-- START OF Raw data --

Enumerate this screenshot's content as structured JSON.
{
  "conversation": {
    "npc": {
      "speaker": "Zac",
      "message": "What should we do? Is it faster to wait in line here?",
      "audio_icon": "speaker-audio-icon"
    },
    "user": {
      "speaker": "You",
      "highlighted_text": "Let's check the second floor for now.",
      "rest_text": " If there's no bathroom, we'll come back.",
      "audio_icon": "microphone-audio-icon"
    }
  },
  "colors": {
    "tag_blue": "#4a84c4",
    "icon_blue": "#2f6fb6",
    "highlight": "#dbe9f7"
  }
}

-- END OF Raw data --

_Goal_
Extract, word for word, each line of the listing above.

_Task solution_
Enumerate this screenshot's content as structured JSON.
{
  "conversation": {
    "npc": {
      "speaker": "Zac",
      "message": "What should we do? Is it faster to wait in line here?",
      "audio_icon": "speaker-audio-icon"
    },
    "user": {
      "speaker": "You",
      "highlighted_text": "Let's check the second floor for now.",
      "rest_text": " If there's no bathroom, we'll come back.",
      "audio_icon": "microphone-audio-icon"
    }
  },
  "colors": {
    "tag_blue": "#4a84c4",
    "icon_blue": "#2f6fb6",
    "highlight": "#dbe9f7"
  }
}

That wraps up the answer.